=== Stated goal ===
Only a number is wanted: how many lines of the entries include the string "this"?

=== Collected data ===

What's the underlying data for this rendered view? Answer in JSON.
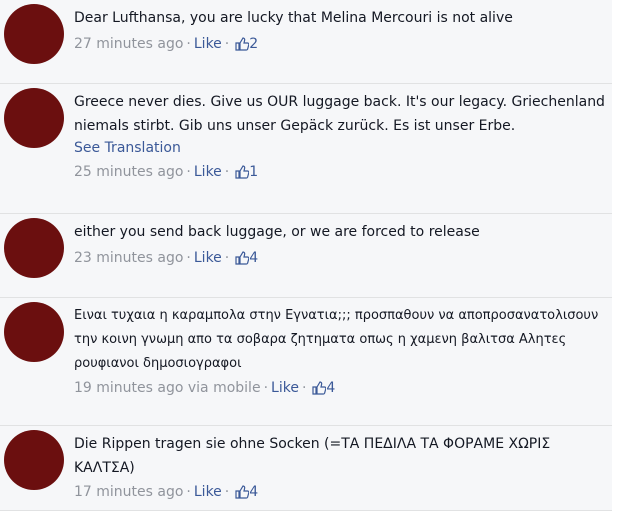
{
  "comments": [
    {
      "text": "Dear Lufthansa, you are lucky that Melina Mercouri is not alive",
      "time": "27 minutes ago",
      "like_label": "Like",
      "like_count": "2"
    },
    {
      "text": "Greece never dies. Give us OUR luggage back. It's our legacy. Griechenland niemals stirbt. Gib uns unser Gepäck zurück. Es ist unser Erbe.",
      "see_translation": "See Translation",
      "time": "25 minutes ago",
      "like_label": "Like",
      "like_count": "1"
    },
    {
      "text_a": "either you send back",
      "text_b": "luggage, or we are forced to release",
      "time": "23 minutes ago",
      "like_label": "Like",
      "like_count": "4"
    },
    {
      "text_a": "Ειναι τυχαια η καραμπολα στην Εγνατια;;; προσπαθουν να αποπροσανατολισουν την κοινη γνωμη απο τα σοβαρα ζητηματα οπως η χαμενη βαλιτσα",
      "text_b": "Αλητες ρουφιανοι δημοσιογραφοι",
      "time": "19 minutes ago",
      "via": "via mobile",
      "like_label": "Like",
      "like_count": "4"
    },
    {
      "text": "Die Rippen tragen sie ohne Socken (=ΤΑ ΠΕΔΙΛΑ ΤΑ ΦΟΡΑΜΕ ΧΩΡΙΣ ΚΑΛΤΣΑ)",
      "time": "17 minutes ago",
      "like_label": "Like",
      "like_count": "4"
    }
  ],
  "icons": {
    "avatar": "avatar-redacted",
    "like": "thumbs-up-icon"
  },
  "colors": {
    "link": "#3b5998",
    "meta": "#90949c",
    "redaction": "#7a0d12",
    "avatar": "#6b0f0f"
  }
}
==
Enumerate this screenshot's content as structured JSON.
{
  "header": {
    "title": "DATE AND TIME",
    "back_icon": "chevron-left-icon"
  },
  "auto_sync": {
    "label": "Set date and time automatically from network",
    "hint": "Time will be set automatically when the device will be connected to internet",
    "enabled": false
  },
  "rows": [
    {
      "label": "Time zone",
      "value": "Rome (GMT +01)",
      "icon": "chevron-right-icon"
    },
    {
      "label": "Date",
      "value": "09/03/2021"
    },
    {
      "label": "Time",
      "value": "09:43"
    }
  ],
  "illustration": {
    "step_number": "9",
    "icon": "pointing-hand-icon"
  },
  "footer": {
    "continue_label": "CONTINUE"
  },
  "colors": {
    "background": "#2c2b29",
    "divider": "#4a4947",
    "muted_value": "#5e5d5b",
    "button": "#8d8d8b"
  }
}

=== Result ===
2